[START Records shown]

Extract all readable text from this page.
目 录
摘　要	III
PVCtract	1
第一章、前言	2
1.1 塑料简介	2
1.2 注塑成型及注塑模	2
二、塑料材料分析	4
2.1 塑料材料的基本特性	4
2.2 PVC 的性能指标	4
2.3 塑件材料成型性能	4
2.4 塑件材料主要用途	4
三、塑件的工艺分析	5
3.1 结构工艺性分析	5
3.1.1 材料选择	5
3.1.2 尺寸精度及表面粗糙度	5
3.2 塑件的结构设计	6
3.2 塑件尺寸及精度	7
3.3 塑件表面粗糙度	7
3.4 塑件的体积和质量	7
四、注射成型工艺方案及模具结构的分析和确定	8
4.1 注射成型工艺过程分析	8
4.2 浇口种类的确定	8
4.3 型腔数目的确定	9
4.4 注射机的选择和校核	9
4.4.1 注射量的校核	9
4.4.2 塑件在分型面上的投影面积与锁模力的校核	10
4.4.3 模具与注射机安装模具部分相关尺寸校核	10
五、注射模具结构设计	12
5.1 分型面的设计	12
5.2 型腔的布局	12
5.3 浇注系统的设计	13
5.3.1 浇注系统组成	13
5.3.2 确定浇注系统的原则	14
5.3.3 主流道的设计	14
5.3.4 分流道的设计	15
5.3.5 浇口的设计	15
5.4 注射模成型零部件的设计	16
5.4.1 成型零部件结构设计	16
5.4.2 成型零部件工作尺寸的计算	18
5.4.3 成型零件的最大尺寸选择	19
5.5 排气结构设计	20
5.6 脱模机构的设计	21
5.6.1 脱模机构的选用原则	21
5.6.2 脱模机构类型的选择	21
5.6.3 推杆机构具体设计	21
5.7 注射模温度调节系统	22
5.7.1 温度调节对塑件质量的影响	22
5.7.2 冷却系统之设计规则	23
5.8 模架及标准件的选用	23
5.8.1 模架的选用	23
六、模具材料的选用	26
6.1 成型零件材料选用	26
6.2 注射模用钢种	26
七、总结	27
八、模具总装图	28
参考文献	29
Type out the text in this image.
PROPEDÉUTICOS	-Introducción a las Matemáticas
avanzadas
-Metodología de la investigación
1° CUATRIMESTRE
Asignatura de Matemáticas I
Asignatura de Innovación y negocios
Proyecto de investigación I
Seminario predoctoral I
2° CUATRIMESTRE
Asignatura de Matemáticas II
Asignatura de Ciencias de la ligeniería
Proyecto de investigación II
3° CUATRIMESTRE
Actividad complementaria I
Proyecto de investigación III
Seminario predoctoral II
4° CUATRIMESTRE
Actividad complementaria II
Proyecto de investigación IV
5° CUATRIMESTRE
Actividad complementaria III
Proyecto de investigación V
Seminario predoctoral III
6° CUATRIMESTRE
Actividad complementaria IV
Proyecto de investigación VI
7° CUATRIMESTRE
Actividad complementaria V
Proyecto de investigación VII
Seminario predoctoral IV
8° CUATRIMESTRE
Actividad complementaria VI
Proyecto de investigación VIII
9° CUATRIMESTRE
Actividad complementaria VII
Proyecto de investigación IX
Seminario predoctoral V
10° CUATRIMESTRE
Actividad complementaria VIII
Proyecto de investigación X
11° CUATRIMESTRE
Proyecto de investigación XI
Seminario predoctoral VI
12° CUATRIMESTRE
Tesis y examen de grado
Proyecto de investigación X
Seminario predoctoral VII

[END Records shown]

- Given exercise -
From the records above, copy every line that holds the word "predoctoral".

- Reply -
Seminario predoctoral I
Seminario predoctoral II
Seminario predoctoral III
Seminario predoctoral IV
Seminario predoctoral V
Seminario predoctoral VI
Seminario predoctoral VII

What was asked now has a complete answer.